==== Input material
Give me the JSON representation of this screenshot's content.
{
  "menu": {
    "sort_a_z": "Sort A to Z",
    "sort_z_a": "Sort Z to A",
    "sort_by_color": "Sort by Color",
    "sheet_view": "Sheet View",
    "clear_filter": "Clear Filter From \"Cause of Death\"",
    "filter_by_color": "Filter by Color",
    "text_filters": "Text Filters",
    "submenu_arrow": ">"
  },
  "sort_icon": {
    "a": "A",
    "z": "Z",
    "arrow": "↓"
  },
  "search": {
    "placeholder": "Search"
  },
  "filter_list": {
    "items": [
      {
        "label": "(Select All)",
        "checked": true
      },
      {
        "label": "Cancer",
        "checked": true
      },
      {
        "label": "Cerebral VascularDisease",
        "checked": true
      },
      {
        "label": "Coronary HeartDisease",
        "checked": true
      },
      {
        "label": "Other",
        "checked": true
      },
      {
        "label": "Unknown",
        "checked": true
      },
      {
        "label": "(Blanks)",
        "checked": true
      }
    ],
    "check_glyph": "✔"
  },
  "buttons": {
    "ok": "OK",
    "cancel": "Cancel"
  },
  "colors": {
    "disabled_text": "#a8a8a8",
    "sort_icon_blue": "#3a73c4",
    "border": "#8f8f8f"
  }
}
========
Reproduce the listing shown above in its entirety, exactly.

Give me the JSON representation of this screenshot's content.
{
  "menu": {
    "sort_a_z": "Sort A to Z",
    "sort_z_a": "Sort Z to A",
    "sort_by_color": "Sort by Color",
    "sheet_view": "Sheet View",
    "clear_filter": "Clear Filter From \"Cause of Death\"",
    "filter_by_color": "Filter by Color",
    "text_filters": "Text Filters",
    "submenu_arrow": ">"
  },
  "sort_icon": {
    "a": "A",
    "z": "Z",
    "arrow": "↓"
  },
  "search": {
    "placeholder": "Search"
  },
  "filter_list": {
    "items": [
      {
        "label": "(Select All)",
        "checked": true
      },
      {
        "label": "Cancer",
        "checked": true
      },
      {
        "label": "Cerebral VascularDisease",
        "checked": true
      },
      {
        "label": "Coronary HeartDisease",
        "checked": true
      },
      {
        "label": "Other",
        "checked": true
      },
      {
        "label": "Unknown",
        "checked": true
      },
      {
        "label": "(Blanks)",
        "checked": true
      }
    ],
    "check_glyph": "✔"
  },
  "buttons": {
    "ok": "OK",
    "cancel": "Cancel"
  },
  "colors": {
    "disabled_text": "#a8a8a8",
    "sort_icon_blue": "#3a73c4",
    "border": "#8f8f8f"
  }
}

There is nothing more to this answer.